Dataset rows =
* Start *
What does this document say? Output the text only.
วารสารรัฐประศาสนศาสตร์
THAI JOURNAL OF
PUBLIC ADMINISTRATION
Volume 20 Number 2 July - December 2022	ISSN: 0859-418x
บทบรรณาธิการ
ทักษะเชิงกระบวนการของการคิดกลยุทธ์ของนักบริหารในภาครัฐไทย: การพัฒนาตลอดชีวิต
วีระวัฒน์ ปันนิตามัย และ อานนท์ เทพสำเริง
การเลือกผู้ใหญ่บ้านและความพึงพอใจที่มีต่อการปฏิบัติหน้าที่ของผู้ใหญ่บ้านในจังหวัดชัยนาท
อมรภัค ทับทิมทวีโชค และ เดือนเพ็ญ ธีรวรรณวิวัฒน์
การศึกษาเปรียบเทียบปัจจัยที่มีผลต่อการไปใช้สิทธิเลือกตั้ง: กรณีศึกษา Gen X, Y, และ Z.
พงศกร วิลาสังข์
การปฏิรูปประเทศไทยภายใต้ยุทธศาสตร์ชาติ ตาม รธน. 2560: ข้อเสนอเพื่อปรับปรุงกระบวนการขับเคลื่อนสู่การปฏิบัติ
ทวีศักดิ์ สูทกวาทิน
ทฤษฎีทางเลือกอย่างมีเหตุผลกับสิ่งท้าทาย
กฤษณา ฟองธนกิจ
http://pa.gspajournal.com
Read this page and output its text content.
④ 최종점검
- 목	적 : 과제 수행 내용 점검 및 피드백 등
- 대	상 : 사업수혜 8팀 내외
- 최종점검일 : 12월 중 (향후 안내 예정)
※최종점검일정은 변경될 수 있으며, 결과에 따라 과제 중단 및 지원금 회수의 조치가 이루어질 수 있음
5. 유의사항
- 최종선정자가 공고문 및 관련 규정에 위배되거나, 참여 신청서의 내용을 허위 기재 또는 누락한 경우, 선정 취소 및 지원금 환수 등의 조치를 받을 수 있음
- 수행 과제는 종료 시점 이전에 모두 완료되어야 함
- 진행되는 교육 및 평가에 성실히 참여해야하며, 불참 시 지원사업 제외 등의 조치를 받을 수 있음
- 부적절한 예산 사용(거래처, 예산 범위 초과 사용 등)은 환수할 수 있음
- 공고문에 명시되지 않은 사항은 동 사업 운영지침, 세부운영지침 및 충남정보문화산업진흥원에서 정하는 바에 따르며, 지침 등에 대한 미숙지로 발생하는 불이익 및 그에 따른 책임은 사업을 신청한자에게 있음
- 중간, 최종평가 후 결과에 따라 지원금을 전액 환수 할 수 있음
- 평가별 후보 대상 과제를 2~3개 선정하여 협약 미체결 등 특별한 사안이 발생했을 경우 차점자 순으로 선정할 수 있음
* End *
Task objective =
Which lines hold the word "this"? Copy every one of them.

Problem solution =
What does this document say? Output the text only.
Read this page and output its text content.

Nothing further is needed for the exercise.